Exercise description -
Reproduce the entries without alteration, starting at the line containing "List every element" and ending at the line containing "bar-stack bbox=[181, 23, 246, 347]", both included.

**** Dataset content

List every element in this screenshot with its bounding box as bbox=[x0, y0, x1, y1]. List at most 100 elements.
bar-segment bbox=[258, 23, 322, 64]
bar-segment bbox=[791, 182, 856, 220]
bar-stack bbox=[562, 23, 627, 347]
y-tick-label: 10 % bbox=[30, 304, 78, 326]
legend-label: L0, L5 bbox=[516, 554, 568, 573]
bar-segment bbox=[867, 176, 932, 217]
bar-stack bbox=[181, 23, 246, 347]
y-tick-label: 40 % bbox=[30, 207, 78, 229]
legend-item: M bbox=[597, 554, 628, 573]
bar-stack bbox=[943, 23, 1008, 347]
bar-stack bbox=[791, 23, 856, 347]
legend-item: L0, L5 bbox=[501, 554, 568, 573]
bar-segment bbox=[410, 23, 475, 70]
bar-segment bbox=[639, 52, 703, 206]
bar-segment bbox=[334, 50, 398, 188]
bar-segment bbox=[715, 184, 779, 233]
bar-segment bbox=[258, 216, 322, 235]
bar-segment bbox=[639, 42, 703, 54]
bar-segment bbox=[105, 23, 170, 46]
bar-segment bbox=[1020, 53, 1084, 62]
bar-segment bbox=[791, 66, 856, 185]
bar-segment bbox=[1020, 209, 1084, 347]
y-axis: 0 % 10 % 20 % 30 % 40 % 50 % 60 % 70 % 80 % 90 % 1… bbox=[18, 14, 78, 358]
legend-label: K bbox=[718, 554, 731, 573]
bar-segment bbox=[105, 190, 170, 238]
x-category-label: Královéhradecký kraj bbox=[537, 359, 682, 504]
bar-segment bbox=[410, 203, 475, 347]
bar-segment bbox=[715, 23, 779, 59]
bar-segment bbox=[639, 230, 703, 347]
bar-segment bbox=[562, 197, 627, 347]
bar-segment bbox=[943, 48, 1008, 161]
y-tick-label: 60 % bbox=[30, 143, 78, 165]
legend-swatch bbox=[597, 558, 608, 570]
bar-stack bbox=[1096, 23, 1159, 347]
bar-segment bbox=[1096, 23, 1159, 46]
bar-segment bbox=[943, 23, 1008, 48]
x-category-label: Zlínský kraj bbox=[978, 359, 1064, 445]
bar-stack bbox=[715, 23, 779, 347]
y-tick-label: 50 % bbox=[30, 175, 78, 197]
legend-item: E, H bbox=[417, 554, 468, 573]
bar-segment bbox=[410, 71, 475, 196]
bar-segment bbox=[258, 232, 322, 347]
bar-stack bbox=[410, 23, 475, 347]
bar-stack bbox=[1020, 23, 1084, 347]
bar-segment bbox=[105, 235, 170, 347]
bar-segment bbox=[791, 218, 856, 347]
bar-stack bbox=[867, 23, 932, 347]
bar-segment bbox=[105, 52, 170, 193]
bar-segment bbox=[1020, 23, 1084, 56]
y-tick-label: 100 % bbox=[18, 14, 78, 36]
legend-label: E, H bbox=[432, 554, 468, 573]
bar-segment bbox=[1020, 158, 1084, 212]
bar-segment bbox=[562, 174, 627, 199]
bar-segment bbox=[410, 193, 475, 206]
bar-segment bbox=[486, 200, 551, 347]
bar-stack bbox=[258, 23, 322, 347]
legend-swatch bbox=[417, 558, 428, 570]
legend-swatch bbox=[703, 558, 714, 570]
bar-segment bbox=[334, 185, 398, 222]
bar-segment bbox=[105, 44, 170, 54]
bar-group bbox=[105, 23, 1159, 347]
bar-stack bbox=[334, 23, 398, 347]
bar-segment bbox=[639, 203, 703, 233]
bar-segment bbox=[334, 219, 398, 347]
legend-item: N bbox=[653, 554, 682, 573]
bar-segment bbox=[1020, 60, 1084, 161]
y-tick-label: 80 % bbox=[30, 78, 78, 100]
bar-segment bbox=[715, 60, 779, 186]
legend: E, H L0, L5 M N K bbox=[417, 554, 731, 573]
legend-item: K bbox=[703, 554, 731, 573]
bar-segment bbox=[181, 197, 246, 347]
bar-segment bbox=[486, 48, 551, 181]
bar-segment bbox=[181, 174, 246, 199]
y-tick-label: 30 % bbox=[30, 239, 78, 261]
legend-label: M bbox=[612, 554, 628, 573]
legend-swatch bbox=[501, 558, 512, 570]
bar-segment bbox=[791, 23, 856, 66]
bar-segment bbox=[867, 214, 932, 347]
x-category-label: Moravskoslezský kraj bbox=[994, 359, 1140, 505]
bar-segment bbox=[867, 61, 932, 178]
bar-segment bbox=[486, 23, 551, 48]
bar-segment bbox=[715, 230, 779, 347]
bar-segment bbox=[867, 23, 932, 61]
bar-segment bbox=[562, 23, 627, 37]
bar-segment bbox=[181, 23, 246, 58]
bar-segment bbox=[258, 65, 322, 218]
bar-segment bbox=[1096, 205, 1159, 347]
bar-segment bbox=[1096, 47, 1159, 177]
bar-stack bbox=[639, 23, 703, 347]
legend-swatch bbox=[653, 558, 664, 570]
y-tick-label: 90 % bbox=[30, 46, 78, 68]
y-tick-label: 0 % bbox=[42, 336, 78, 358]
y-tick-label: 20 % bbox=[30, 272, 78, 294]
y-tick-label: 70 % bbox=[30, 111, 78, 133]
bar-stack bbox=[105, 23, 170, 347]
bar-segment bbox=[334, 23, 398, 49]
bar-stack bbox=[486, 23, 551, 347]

********
**** Dataset content

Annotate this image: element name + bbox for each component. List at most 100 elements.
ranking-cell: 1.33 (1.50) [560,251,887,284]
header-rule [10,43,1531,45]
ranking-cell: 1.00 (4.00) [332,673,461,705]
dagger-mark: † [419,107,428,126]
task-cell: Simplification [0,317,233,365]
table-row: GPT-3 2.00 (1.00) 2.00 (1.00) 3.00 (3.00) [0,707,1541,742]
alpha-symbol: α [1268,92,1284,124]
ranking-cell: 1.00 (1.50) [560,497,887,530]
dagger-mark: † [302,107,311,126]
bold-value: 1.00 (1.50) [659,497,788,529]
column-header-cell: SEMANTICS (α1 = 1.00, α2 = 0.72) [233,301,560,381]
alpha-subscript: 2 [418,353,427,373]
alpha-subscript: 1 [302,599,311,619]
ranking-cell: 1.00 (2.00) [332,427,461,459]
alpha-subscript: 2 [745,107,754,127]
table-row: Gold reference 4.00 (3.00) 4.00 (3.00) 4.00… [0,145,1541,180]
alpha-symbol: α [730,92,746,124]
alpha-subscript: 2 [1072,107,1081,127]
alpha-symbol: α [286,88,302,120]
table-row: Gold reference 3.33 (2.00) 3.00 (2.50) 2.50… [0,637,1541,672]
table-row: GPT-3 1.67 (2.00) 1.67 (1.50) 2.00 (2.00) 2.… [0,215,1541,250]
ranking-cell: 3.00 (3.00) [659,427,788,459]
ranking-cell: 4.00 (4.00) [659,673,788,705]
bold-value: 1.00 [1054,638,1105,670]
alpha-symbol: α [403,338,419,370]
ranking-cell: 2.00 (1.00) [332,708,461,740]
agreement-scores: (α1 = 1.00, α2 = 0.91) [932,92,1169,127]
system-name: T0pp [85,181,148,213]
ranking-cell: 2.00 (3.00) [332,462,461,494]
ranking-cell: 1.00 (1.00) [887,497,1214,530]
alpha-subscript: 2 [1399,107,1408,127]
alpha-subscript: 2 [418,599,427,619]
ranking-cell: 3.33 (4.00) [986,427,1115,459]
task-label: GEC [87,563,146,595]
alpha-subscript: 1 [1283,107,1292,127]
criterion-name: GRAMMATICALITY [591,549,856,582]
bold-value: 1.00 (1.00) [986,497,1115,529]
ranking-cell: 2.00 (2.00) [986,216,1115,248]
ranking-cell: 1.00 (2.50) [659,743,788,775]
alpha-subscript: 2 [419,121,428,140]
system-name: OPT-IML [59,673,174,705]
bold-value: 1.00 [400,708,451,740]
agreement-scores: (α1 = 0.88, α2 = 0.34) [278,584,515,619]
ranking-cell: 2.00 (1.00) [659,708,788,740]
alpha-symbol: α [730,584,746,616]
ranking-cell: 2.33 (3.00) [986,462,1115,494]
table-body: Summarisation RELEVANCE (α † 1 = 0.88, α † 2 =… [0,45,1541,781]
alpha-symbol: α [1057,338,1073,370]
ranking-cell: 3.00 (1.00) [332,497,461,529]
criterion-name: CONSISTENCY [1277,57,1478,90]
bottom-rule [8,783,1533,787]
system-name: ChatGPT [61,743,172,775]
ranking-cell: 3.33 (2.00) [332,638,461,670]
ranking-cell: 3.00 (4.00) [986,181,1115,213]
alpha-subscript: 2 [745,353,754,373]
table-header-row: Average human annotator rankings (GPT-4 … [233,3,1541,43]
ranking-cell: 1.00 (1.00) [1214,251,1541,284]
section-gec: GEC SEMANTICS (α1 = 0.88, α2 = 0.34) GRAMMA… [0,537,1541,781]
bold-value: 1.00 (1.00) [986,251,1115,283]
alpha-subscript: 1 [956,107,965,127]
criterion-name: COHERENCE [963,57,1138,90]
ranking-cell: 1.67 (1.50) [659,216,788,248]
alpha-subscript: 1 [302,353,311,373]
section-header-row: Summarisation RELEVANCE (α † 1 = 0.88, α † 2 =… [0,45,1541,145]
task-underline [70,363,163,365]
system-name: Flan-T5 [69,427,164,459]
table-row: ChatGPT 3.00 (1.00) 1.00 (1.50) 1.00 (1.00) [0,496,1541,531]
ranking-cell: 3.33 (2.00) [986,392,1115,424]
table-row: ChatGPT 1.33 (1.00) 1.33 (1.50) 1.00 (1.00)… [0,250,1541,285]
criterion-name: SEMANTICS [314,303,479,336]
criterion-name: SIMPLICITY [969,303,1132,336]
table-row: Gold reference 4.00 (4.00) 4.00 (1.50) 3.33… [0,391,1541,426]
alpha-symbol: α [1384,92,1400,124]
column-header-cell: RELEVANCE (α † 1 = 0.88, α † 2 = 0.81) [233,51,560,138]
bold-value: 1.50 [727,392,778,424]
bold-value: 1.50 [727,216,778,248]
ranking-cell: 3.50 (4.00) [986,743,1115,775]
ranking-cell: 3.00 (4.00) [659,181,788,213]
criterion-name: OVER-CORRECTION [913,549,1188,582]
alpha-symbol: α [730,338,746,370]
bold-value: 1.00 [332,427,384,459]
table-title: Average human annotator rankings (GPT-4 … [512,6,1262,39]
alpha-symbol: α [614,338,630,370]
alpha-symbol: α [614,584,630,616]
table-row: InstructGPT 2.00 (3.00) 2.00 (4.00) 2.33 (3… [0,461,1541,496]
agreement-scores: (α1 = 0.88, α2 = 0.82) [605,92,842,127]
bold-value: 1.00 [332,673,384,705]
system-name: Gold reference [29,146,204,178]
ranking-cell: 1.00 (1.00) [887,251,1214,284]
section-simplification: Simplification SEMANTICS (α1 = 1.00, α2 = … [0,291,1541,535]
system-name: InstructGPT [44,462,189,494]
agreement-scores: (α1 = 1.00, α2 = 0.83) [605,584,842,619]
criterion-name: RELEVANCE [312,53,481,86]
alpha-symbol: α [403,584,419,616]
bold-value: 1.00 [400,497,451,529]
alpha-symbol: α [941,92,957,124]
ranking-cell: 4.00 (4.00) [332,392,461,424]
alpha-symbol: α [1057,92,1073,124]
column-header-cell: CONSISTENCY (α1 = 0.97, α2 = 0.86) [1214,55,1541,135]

********

Exercise answer -
List every element in this screenshot with its bounding box as bbox=[x0, y0, x1, y1]. List at most 100 elements.
bar-segment bbox=[258, 23, 322, 64]
bar-segment bbox=[791, 182, 856, 220]
bar-stack bbox=[562, 23, 627, 347]
y-tick-label: 10 % bbox=[30, 304, 78, 326]
legend-label: L0, L5 bbox=[516, 554, 568, 573]
bar-segment bbox=[867, 176, 932, 217]
bar-stack bbox=[181, 23, 246, 347]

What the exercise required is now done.